Directive =
Using the listing below, extract each line that has the word "بناء" in it.

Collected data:
▬▬▬▬▬▬▬▬▬▬

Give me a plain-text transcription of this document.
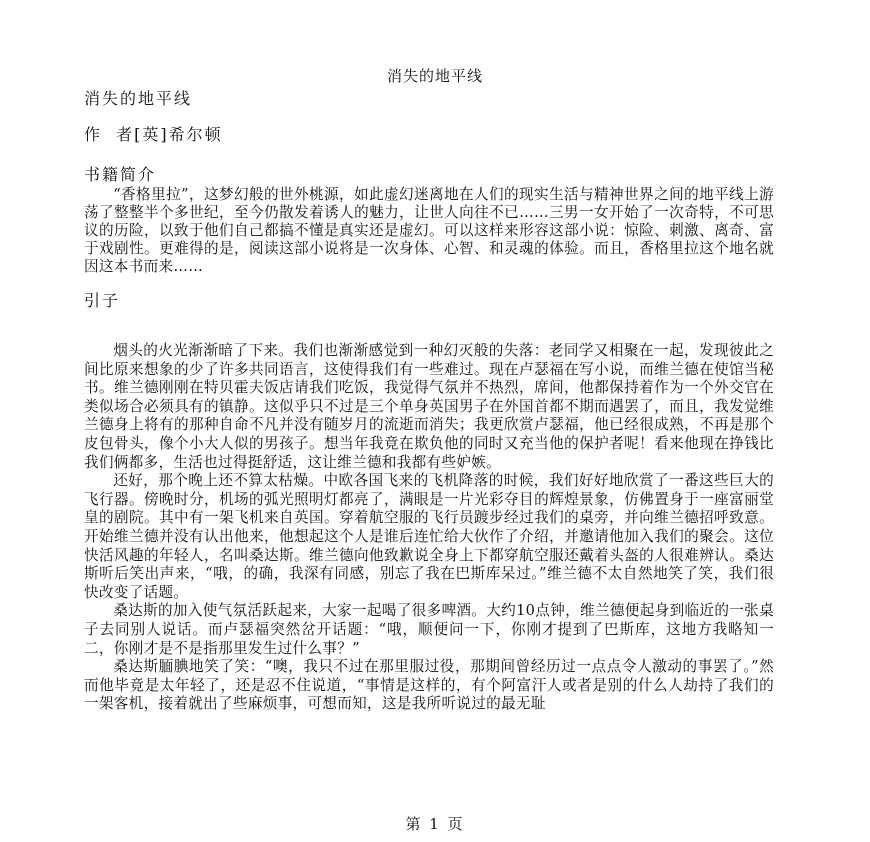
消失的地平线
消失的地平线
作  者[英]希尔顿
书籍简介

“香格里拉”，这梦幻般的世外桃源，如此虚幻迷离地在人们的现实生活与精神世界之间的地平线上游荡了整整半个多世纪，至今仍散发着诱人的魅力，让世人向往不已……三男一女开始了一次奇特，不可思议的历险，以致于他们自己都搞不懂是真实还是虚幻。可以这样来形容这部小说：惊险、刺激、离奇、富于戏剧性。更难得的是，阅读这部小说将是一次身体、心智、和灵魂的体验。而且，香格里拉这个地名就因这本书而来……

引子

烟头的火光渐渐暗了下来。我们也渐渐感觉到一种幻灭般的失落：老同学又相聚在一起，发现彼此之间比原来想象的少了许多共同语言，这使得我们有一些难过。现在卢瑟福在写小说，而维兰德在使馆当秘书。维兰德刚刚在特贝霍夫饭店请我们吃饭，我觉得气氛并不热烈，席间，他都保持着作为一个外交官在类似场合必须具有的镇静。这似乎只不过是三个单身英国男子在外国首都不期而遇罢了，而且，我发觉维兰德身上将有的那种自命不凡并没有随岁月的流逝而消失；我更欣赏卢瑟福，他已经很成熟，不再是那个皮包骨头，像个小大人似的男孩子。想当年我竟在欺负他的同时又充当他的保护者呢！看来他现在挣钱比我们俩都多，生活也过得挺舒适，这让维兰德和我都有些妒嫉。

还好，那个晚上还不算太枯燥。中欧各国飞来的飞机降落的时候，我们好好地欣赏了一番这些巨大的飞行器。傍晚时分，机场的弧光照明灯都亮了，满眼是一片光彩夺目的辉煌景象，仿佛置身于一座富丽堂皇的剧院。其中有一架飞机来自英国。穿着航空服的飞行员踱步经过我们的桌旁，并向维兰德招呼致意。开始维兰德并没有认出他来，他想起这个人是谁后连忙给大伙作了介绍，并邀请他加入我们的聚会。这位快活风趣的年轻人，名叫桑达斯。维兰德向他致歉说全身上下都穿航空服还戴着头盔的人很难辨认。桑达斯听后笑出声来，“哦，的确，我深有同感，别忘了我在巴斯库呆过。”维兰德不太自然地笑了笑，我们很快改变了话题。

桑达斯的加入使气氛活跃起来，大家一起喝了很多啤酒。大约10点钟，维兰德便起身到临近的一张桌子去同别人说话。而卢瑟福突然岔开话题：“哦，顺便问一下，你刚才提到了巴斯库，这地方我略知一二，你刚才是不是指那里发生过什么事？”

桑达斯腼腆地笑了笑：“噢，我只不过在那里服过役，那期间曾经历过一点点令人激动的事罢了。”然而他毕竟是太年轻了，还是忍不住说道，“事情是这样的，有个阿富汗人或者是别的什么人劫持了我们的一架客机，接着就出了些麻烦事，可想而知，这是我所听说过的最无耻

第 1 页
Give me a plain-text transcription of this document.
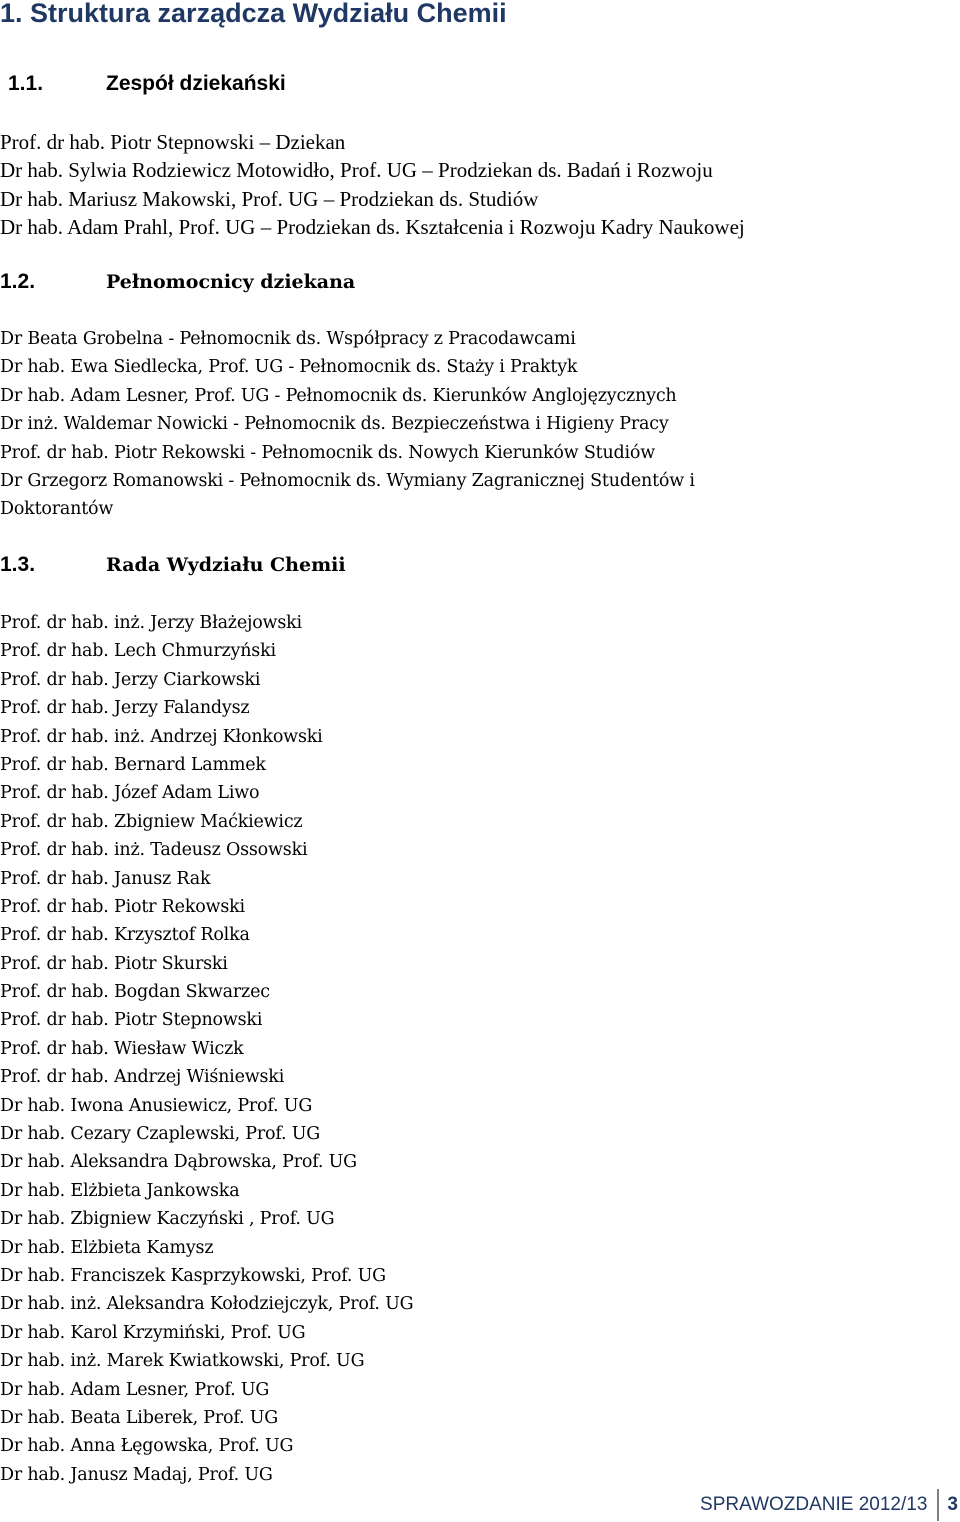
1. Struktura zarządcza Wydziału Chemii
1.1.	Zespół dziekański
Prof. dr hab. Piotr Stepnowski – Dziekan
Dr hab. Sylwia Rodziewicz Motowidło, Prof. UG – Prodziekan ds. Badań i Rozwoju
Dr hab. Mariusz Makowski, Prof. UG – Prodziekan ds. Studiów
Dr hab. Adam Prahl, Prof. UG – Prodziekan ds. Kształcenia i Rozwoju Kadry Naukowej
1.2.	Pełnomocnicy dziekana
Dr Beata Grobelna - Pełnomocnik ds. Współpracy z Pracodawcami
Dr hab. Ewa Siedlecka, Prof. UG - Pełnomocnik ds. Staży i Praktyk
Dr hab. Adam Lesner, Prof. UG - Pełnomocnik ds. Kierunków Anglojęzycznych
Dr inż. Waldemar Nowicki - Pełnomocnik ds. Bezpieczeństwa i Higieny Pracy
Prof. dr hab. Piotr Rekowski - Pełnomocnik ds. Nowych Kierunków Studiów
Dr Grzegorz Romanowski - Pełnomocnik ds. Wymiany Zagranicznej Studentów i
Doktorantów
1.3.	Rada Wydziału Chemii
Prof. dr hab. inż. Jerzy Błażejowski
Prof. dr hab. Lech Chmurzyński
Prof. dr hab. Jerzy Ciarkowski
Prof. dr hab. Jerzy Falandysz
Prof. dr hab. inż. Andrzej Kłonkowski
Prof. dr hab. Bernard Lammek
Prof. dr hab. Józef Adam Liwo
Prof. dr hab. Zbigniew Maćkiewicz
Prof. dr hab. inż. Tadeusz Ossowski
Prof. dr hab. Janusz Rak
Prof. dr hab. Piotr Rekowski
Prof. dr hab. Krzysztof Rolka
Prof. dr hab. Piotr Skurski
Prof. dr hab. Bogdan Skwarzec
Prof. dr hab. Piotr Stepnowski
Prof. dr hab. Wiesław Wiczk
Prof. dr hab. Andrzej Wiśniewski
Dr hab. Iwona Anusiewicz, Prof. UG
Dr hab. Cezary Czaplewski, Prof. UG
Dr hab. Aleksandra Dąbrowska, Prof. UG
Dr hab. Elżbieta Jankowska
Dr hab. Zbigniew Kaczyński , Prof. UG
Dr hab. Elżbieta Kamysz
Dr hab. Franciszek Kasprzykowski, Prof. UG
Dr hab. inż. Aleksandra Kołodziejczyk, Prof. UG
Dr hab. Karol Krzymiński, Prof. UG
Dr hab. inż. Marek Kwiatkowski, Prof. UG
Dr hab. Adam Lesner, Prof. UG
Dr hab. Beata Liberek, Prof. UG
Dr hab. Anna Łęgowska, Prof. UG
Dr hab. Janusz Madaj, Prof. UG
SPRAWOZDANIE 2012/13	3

▬▬▬▬▬▬▬▬▬▬

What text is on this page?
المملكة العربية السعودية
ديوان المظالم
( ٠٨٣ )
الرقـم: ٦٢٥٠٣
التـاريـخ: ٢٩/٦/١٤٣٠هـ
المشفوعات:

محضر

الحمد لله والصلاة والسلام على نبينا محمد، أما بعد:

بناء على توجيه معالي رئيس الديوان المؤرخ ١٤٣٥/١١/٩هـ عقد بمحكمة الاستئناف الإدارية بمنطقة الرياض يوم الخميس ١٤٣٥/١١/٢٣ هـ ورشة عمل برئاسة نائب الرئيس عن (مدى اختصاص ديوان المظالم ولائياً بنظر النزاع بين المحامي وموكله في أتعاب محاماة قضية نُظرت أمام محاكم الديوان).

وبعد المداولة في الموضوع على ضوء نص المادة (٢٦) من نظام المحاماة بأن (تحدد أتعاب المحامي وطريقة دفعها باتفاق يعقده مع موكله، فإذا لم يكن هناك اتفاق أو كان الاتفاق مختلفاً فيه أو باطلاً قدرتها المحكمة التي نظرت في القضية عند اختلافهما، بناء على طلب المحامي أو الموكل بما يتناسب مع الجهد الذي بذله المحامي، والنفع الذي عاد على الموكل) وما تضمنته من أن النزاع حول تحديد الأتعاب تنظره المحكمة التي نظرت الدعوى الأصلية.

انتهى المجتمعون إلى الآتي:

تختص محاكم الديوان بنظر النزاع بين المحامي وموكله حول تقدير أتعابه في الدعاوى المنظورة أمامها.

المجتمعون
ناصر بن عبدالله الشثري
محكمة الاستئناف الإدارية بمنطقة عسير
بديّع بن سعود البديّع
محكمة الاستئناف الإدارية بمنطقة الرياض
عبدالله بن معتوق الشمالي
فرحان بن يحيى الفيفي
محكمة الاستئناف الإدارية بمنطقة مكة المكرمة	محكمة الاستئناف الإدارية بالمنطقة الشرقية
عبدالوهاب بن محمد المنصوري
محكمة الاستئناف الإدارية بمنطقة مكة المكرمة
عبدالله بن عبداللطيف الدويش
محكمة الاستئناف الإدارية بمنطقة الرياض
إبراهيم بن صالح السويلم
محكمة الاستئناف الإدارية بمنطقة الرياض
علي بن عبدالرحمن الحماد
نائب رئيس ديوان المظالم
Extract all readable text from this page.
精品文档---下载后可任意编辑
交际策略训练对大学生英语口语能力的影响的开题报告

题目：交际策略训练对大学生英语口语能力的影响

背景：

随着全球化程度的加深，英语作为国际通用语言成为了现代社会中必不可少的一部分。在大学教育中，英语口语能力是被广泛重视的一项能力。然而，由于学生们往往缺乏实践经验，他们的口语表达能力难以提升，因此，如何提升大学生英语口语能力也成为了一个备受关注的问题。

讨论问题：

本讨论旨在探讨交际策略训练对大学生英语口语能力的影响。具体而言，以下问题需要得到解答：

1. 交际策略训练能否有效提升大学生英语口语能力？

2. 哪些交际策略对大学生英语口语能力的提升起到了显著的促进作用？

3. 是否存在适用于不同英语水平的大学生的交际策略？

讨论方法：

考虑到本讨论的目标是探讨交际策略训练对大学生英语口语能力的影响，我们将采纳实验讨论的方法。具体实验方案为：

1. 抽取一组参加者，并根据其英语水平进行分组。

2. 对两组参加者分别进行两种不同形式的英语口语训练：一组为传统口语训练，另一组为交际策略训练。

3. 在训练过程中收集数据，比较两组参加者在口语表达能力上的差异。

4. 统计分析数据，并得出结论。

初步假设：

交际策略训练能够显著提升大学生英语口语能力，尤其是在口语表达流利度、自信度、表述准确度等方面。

▬▬▬▬▬▬▬▬▬▬

Written reply =
بناء على توجيه معالي رئيس الديوان المؤرخ ١٤٣٥/١١/٩هـ عقد بمحكمة الاستئناف الإدارية بمنطقة الرياض يوم الخميس ١٤٣٥/١١/٢٣ هـ ورشة عمل برئاسة نائب الرئيس عن (مدى اختصاص ديوان المظالم ولائياً بنظر النزاع بين المحامي وموكله في أتعاب محاماة قضية نُظرت أمام محاكم الديوان).
وبعد المداولة في الموضوع على ضوء نص المادة (٢٦) من نظام المحاماة بأن (تحدد أتعاب المحامي وطريقة دفعها باتفاق يعقده مع موكله، فإذا لم يكن هناك اتفاق أو كان الاتفاق مختلفاً فيه أو باطلاً قدرتها المحكمة التي نظرت في القضية عند اختلافهما، بناء على طلب المحامي أو الموكل بما يتناسب مع الجهد الذي بذله المحامي، والنفع الذي عاد على الموكل) وما تضمنته من أن النزاع حول تحديد الأتعاب تنظره المحكمة التي نظرت الدعوى الأصلية.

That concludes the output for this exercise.